• _Materials provided_:
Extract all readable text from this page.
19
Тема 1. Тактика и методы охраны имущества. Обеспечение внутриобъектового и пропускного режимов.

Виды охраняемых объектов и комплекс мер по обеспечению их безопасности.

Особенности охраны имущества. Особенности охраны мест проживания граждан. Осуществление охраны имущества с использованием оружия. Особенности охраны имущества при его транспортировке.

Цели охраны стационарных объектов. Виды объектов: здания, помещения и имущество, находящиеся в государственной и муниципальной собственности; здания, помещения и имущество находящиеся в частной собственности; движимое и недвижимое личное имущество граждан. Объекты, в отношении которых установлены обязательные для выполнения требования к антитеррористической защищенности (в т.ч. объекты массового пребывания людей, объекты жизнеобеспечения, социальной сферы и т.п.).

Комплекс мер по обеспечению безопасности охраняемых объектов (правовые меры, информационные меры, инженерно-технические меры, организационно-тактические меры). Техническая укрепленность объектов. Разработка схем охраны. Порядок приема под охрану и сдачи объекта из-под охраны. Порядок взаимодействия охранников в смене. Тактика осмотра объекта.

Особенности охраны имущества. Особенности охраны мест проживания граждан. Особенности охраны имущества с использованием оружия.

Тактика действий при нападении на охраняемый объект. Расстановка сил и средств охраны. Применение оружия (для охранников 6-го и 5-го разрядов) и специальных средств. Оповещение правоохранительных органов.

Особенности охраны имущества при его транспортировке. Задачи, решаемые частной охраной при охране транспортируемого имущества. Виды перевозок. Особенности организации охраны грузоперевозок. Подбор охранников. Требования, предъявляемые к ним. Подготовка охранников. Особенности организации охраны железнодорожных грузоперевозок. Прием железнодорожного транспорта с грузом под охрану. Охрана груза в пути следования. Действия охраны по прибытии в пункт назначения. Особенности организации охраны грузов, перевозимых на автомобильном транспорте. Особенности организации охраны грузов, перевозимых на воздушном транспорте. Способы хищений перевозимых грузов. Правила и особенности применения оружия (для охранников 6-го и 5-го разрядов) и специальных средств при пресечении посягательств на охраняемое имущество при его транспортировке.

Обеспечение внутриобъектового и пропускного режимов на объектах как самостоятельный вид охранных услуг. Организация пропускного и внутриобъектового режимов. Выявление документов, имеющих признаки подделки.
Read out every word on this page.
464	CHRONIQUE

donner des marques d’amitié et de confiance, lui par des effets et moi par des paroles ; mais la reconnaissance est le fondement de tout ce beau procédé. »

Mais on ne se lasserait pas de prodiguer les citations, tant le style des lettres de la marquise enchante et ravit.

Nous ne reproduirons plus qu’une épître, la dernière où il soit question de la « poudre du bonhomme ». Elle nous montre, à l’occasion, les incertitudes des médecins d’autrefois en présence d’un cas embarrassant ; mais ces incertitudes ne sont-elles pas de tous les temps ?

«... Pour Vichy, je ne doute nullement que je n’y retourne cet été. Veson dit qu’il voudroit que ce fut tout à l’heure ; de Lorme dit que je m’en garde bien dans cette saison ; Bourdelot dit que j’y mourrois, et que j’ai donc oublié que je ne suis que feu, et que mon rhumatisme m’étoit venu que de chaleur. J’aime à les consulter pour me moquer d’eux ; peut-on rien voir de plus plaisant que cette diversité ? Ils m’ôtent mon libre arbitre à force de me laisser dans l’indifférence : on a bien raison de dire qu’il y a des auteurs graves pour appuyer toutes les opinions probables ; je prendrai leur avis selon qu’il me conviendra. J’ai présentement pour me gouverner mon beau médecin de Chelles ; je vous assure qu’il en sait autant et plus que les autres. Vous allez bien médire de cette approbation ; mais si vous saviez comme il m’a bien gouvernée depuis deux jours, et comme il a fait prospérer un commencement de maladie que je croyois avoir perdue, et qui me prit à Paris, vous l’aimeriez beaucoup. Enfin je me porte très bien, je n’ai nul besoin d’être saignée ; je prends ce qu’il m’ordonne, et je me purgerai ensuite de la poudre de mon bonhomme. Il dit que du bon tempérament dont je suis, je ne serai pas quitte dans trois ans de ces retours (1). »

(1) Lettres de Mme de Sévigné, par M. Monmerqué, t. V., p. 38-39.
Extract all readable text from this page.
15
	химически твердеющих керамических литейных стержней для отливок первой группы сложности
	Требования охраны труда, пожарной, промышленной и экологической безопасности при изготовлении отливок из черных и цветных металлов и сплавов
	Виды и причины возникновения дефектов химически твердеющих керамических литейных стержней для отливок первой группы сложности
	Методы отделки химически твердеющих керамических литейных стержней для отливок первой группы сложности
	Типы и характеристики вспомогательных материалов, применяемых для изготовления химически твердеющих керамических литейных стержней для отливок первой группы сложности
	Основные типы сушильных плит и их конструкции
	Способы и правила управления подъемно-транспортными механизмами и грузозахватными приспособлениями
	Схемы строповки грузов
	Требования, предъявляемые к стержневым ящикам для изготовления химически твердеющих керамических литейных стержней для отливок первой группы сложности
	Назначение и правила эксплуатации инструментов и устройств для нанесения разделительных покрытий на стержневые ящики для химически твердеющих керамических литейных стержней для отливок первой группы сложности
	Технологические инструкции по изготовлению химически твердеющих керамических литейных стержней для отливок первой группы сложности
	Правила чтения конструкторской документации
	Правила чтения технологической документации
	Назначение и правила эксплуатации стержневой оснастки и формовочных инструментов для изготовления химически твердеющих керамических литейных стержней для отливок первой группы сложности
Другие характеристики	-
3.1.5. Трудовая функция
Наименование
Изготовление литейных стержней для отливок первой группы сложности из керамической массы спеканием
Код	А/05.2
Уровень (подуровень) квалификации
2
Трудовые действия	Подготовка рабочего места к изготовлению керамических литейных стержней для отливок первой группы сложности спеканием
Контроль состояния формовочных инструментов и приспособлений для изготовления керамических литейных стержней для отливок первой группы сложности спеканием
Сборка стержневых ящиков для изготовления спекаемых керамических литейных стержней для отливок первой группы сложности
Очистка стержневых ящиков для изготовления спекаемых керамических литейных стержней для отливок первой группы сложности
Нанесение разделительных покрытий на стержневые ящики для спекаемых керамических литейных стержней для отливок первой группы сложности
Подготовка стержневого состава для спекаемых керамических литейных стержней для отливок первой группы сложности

• _Exercise details_: Print the material once more, exactly.

• _Task solution_:
Extract all readable text from this page.
19
Тема 1. Тактика и методы охраны имущества. Обеспечение внутриобъектового и пропускного режимов.

Виды охраняемых объектов и комплекс мер по обеспечению их безопасности.

Особенности охраны имущества. Особенности охраны мест проживания граждан. Осуществление охраны имущества с использованием оружия. Особенности охраны имущества при его транспортировке.

Цели охраны стационарных объектов. Виды объектов: здания, помещения и имущество, находящиеся в государственной и муниципальной собственности; здания, помещения и имущество находящиеся в частной собственности; движимое и недвижимое личное имущество граждан. Объекты, в отношении которых установлены обязательные для выполнения требования к антитеррористической защищенности (в т.ч. объекты массового пребывания людей, объекты жизнеобеспечения, социальной сферы и т.п.).

Комплекс мер по обеспечению безопасности охраняемых объектов (правовые меры, информационные меры, инженерно-технические меры, организационно-тактические меры). Техническая укрепленность объектов. Разработка схем охраны. Порядок приема под охрану и сдачи объекта из-под охраны. Порядок взаимодействия охранников в смене. Тактика осмотра объекта.

Особенности охраны имущества. Особенности охраны мест проживания граждан. Особенности охраны имущества с использованием оружия.

Тактика действий при нападении на охраняемый объект. Расстановка сил и средств охраны. Применение оружия (для охранников 6-го и 5-го разрядов) и специальных средств. Оповещение правоохранительных органов.

Особенности охраны имущества при его транспортировке. Задачи, решаемые частной охраной при охране транспортируемого имущества. Виды перевозок. Особенности организации охраны грузоперевозок. Подбор охранников. Требования, предъявляемые к ним. Подготовка охранников. Особенности организации охраны железнодорожных грузоперевозок. Прием железнодорожного транспорта с грузом под охрану. Охрана груза в пути следования. Действия охраны по прибытии в пункт назначения. Особенности организации охраны грузов, перевозимых на автомобильном транспорте. Особенности организации охраны грузов, перевозимых на воздушном транспорте. Способы хищений перевозимых грузов. Правила и особенности применения оружия (для охранников 6-го и 5-го разрядов) и специальных средств при пресечении посягательств на охраняемое имущество при его транспортировке.

Обеспечение внутриобъектового и пропускного режимов на объектах как самостоятельный вид охранных услуг. Организация пропускного и внутриобъектового режимов. Выявление документов, имеющих признаки подделки.
Read out every word on this page.
464	CHRONIQUE

donner des marques d’amitié et de confiance, lui par des effets et moi par des paroles ; mais la reconnaissance est le fondement de tout ce beau procédé. »

Mais on ne se lasserait pas de prodiguer les citations, tant le style des lettres de la marquise enchante et ravit.

Nous ne reproduirons plus qu’une épître, la dernière où il soit question de la « poudre du bonhomme ». Elle nous montre, à l’occasion, les incertitudes des médecins d’autrefois en présence d’un cas embarrassant ; mais ces incertitudes ne sont-elles pas de tous les temps ?

«... Pour Vichy, je ne doute nullement que je n’y retourne cet été. Veson dit qu’il voudroit que ce fut tout à l’heure ; de Lorme dit que je m’en garde bien dans cette saison ; Bourdelot dit que j’y mourrois, et que j’ai donc oublié que je ne suis que feu, et que mon rhumatisme m’étoit venu que de chaleur. J’aime à les consulter pour me moquer d’eux ; peut-on rien voir de plus plaisant que cette diversité ? Ils m’ôtent mon libre arbitre à force de me laisser dans l’indifférence : on a bien raison de dire qu’il y a des auteurs graves pour appuyer toutes les opinions probables ; je prendrai leur avis selon qu’il me conviendra. J’ai présentement pour me gouverner mon beau médecin de Chelles ; je vous assure qu’il en sait autant et plus que les autres. Vous allez bien médire de cette approbation ; mais si vous saviez comme il m’a bien gouvernée depuis deux jours, et comme il a fait prospérer un commencement de maladie que je croyois avoir perdue, et qui me prit à Paris, vous l’aimeriez beaucoup. Enfin je me porte très bien, je n’ai nul besoin d’être saignée ; je prends ce qu’il m’ordonne, et je me purgerai ensuite de la poudre de mon bonhomme. Il dit que du bon tempérament dont je suis, je ne serai pas quitte dans trois ans de ces retours (1). »

(1) Lettres de Mme de Sévigné, par M. Monmerqué, t. V., p. 38-39.
Extract all readable text from this page.
15
	химически твердеющих керамических литейных стержней для отливок первой группы сложности
	Требования охраны труда, пожарной, промышленной и экологической безопасности при изготовлении отливок из черных и цветных металлов и сплавов
	Виды и причины возникновения дефектов химически твердеющих керамических литейных стержней для отливок первой группы сложности
	Методы отделки химически твердеющих керамических литейных стержней для отливок первой группы сложности
	Типы и характеристики вспомогательных материалов, применяемых для изготовления химически твердеющих керамических литейных стержней для отливок первой группы сложности
	Основные типы сушильных плит и их конструкции
	Способы и правила управления подъемно-транспортными механизмами и грузозахватными приспособлениями
	Схемы строповки грузов
	Требования, предъявляемые к стержневым ящикам для изготовления химически твердеющих керамических литейных стержней для отливок первой группы сложности
	Назначение и правила эксплуатации инструментов и устройств для нанесения разделительных покрытий на стержневые ящики для химически твердеющих керамических литейных стержней для отливок первой группы сложности
	Технологические инструкции по изготовлению химически твердеющих керамических литейных стержней для отливок первой группы сложности
	Правила чтения конструкторской документации
	Правила чтения технологической документации
	Назначение и правила эксплуатации стержневой оснастки и формовочных инструментов для изготовления химически твердеющих керамических литейных стержней для отливок первой группы сложности
Другие характеристики	-
3.1.5. Трудовая функция
Наименование
Изготовление литейных стержней для отливок первой группы сложности из керамической массы спеканием
Код	А/05.2
Уровень (подуровень) квалификации
2
Трудовые действия	Подготовка рабочего места к изготовлению керамических литейных стержней для отливок первой группы сложности спеканием
Контроль состояния формовочных инструментов и приспособлений для изготовления керамических литейных стержней для отливок первой группы сложности спеканием
Сборка стержневых ящиков для изготовления спекаемых керамических литейных стержней для отливок первой группы сложности
Очистка стержневых ящиков для изготовления спекаемых керамических литейных стержней для отливок первой группы сложности
Нанесение разделительных покрытий на стержневые ящики для спекаемых керамических литейных стержней для отливок первой группы сложности
Подготовка стержневого состава для спекаемых керамических литейных стержней для отливок первой группы сложности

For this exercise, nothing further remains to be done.